** TASK STATEMENT **
Check each line of the listing for the string "Hills", count the lines that have it, and answer with that number only.

** DATA RECORDS **
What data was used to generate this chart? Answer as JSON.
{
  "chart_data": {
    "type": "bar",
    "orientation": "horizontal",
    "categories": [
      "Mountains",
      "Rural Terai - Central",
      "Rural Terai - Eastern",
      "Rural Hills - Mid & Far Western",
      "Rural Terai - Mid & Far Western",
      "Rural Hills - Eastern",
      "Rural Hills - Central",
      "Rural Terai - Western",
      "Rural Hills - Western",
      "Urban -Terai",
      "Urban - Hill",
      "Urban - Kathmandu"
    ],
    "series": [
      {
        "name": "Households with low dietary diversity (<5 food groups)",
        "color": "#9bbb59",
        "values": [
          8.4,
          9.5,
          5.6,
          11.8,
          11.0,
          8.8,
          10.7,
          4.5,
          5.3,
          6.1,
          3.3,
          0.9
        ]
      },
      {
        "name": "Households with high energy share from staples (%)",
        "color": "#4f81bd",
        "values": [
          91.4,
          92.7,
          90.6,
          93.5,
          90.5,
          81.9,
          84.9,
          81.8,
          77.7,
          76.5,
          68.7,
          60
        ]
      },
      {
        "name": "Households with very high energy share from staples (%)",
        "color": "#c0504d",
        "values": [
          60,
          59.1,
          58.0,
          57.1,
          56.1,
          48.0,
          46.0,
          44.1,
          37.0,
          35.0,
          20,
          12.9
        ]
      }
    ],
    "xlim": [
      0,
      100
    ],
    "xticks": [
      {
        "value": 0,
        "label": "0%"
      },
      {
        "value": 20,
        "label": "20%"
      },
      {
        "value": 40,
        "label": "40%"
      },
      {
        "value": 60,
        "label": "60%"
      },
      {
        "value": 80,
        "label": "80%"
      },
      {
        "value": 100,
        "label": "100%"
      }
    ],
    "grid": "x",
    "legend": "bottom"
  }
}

** WRITTEN RESPONSE **
4